--- start ---

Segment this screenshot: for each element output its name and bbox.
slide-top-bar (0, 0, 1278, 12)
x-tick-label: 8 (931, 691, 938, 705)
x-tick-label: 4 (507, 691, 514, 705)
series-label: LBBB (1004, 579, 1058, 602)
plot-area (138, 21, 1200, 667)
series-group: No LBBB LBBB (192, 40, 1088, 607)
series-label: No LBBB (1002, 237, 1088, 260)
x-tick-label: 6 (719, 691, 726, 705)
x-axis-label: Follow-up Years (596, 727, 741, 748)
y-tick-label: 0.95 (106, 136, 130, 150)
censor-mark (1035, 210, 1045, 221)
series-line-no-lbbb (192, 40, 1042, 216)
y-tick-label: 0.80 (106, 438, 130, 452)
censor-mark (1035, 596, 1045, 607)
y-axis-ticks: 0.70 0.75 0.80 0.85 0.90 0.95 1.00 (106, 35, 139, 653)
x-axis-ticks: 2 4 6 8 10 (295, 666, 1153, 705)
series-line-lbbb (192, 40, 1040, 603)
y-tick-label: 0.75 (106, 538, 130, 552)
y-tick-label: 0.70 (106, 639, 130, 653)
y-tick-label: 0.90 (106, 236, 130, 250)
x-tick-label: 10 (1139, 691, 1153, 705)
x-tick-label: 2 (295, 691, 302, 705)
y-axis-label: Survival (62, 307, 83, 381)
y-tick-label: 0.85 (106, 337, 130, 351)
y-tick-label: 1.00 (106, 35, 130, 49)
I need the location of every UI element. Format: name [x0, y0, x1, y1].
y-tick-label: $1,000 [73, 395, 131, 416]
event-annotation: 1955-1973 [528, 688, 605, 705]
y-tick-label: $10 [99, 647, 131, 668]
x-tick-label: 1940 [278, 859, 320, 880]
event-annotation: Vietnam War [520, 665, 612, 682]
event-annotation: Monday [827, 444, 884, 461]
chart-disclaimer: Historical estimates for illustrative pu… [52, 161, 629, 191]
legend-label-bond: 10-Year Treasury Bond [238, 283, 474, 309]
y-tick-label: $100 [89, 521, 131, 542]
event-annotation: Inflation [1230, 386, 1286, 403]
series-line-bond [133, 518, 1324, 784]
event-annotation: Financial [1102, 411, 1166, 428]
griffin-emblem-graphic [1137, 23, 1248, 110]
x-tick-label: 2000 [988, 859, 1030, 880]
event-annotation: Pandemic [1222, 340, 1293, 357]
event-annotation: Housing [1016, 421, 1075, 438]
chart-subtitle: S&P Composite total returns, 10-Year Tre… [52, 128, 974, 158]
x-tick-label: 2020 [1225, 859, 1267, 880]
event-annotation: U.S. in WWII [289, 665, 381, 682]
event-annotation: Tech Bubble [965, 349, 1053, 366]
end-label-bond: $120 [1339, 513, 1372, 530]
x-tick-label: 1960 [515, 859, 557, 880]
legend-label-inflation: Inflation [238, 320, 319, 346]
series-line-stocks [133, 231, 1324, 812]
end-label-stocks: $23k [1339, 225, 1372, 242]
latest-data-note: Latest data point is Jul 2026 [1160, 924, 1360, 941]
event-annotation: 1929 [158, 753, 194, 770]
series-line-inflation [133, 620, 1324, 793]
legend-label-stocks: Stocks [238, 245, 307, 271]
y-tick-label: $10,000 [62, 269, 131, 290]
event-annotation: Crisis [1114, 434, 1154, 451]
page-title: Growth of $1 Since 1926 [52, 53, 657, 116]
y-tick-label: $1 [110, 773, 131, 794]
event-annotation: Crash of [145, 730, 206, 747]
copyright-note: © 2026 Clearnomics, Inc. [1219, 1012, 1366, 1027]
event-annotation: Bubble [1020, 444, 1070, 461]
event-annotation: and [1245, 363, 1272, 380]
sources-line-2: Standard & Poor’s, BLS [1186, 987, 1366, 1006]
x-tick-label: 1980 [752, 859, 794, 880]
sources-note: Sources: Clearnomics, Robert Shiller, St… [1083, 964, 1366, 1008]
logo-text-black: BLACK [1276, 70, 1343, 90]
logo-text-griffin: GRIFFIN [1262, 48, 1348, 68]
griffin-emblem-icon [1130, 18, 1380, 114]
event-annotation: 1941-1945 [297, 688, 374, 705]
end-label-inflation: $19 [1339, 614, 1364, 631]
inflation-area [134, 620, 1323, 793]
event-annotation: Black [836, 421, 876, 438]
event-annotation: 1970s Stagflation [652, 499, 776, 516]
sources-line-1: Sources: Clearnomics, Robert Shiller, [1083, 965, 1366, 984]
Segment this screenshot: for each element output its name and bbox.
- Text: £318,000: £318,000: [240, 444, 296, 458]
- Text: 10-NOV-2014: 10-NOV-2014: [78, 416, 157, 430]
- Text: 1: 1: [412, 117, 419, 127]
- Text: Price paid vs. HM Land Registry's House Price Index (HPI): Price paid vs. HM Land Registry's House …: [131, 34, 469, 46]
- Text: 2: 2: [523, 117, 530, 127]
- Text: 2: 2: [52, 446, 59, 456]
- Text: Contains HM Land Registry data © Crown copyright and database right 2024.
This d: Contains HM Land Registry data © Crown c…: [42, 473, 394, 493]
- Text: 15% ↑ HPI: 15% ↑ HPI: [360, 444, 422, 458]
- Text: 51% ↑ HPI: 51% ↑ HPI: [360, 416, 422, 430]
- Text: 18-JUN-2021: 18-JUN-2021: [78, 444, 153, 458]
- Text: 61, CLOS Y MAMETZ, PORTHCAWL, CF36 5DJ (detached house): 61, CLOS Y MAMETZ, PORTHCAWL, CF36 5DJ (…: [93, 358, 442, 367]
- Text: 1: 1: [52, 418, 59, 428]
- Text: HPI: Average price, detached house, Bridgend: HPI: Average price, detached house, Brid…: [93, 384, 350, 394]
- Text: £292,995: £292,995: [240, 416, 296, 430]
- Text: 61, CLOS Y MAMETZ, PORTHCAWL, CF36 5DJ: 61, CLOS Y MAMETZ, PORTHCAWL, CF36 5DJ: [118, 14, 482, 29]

--- end ---

Reproduce the listing unchanged, from its first line through the line containing "y-tick-label: 0.70 (106, 639, 130, 653)", with that line included.

THE REPLY |
Segment this screenshot: for each element output its name and bbox.
slide-top-bar (0, 0, 1278, 12)
x-tick-label: 8 (931, 691, 938, 705)
x-tick-label: 4 (507, 691, 514, 705)
series-label: LBBB (1004, 579, 1058, 602)
plot-area (138, 21, 1200, 667)
series-group: No LBBB LBBB (192, 40, 1088, 607)
series-label: No LBBB (1002, 237, 1088, 260)
x-tick-label: 6 (719, 691, 726, 705)
x-axis-label: Follow-up Years (596, 727, 741, 748)
y-tick-label: 0.95 (106, 136, 130, 150)
censor-mark (1035, 210, 1045, 221)
series-line-no-lbbb (192, 40, 1042, 216)
y-tick-label: 0.80 (106, 438, 130, 452)
censor-mark (1035, 596, 1045, 607)
y-axis-ticks: 0.70 0.75 0.80 0.85 0.90 0.95 1.00 (106, 35, 139, 653)
x-axis-ticks: 2 4 6 8 10 (295, 666, 1153, 705)
series-line-lbbb (192, 40, 1040, 603)
y-tick-label: 0.75 (106, 538, 130, 552)
y-tick-label: 0.70 (106, 639, 130, 653)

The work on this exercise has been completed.